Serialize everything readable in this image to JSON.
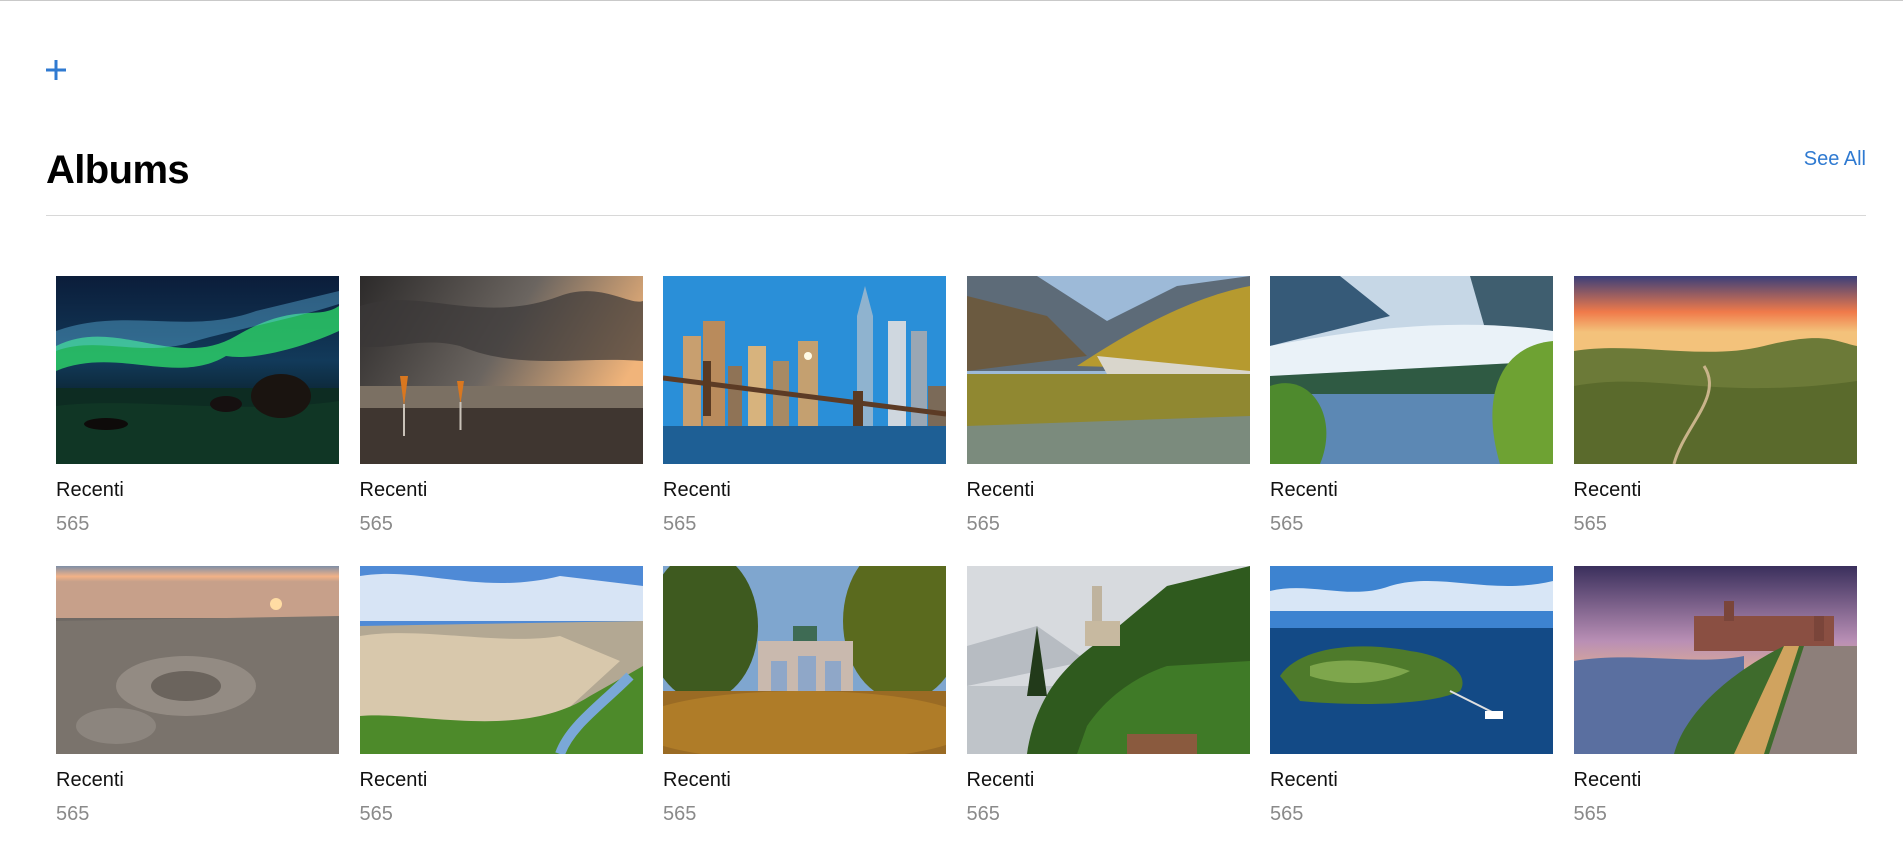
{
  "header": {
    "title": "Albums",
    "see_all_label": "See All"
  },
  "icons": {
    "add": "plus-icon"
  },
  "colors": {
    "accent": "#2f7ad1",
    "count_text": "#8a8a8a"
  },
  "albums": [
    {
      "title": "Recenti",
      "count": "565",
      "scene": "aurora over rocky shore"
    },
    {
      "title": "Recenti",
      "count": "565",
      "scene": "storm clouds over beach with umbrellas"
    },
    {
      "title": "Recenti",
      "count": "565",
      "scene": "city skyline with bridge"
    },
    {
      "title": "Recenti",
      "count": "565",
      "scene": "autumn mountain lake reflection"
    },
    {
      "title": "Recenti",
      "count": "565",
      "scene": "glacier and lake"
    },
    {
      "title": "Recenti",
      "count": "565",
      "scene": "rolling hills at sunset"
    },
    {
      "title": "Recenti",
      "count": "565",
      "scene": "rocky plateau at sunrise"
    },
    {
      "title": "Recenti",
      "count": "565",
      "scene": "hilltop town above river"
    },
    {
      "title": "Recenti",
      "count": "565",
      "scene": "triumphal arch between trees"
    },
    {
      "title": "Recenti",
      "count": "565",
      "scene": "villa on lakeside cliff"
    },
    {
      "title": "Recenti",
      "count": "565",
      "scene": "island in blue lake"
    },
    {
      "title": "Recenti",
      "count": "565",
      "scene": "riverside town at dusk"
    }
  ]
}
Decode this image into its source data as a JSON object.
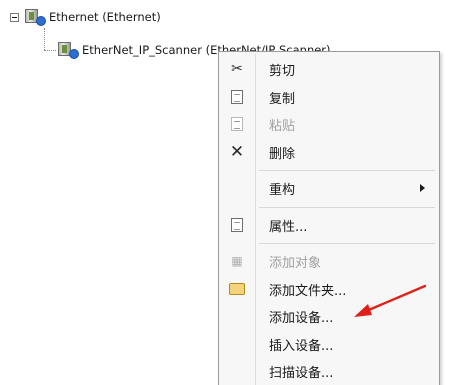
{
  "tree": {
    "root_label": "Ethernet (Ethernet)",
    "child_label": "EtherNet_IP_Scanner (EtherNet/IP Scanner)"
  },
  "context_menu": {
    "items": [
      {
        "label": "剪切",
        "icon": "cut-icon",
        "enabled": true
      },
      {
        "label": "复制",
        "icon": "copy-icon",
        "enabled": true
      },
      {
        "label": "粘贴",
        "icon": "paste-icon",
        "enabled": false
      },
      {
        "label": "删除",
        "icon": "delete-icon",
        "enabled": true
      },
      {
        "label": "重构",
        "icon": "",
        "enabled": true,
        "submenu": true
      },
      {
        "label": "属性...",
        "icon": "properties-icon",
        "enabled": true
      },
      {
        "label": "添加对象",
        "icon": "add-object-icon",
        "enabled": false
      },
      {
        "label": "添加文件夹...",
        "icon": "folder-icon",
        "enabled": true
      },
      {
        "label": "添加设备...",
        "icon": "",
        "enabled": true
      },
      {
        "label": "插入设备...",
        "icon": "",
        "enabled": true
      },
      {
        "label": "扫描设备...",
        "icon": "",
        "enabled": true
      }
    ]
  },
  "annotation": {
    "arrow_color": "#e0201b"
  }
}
_ _ _ _
In the entries above, how many lines contain the word "this"? Answer with the number only.

**Right answer:** 2